INSTRUCTIONS TO FOLLOW → All entries below need to be written out exactly, but without their pictures.

··········

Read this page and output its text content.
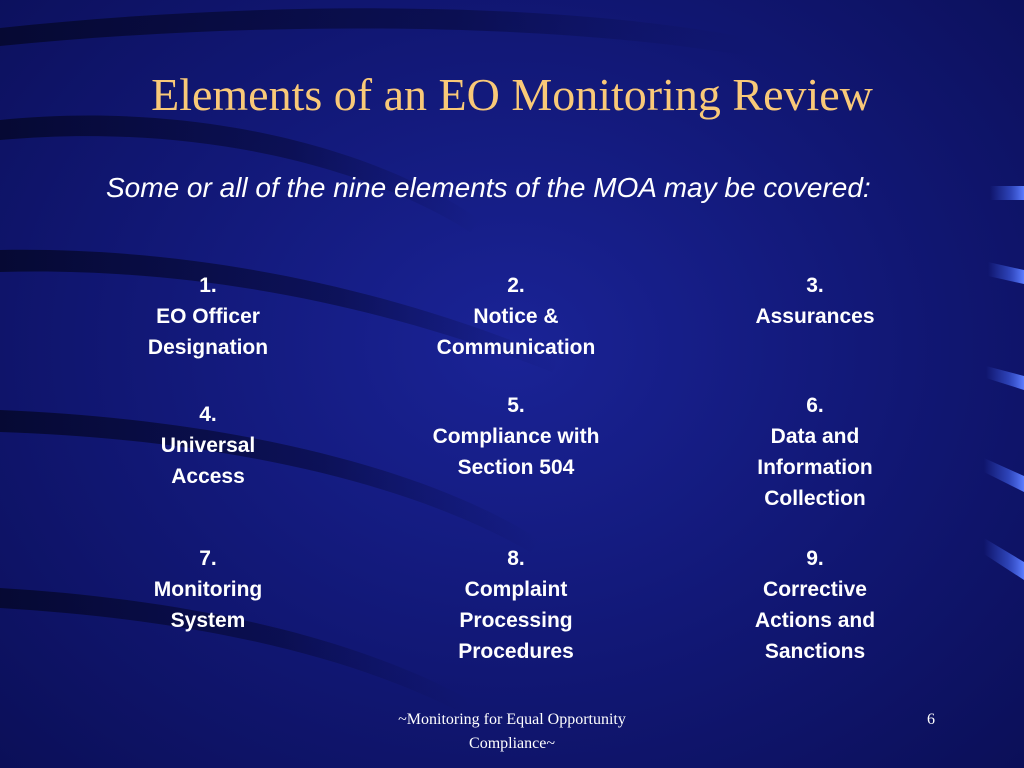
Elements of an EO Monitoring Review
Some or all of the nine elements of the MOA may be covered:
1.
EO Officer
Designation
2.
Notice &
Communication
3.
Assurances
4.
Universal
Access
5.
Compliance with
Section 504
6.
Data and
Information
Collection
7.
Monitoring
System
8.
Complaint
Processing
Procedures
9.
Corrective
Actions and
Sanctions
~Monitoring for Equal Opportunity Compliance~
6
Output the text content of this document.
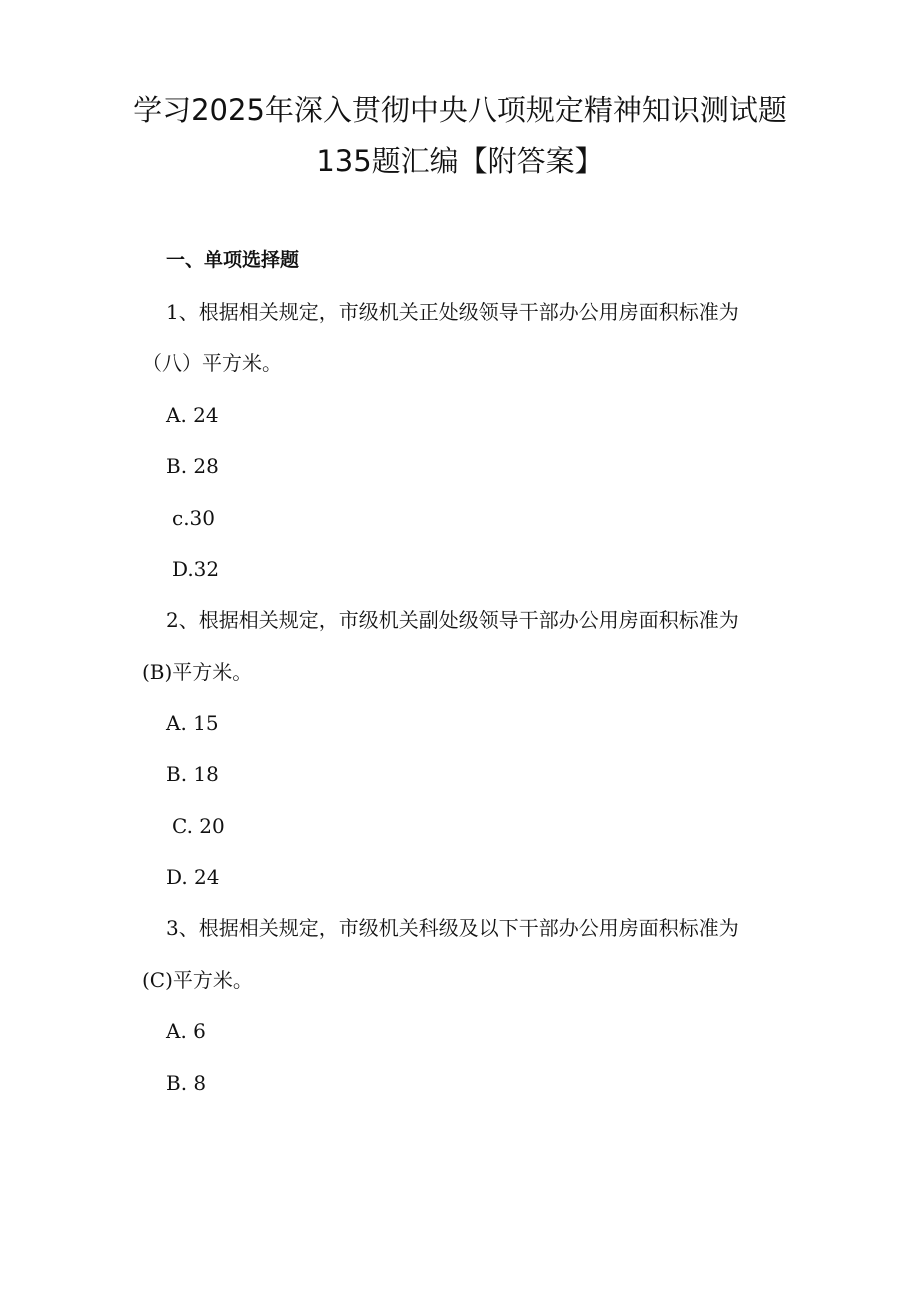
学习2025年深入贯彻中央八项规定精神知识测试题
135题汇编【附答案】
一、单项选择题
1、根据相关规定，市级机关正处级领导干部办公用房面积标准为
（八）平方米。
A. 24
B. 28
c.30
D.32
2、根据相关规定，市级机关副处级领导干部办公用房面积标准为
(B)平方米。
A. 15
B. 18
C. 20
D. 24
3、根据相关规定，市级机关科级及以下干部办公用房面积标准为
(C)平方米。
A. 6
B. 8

··········

WRITTEN ANSWER →
Read this page and output its text content.
Elements of an EO Monitoring Review
Some or all of the nine elements of the MOA may be covered:
1.
EO Officer
Designation
2.
Notice &
Communication
3.
Assurances
4.
Universal
Access
5.
Compliance with
Section 504
6.
Data and
Information
Collection
7.
Monitoring
System
8.
Complaint
Processing
Procedures
9.
Corrective
Actions and
Sanctions
~Monitoring for Equal Opportunity Compliance~
6
Output the text content of this document.
学习2025年深入贯彻中央八项规定精神知识测试题
135题汇编【附答案】
一、单项选择题
1、根据相关规定，市级机关正处级领导干部办公用房面积标准为
（八）平方米。
A. 24
B. 28
c.30
D.32
2、根据相关规定，市级机关副处级领导干部办公用房面积标准为
(B)平方米。
A. 15
B. 18
C. 20
D. 24
3、根据相关规定，市级机关科级及以下干部办公用房面积标准为
(C)平方米。
A. 6
B. 8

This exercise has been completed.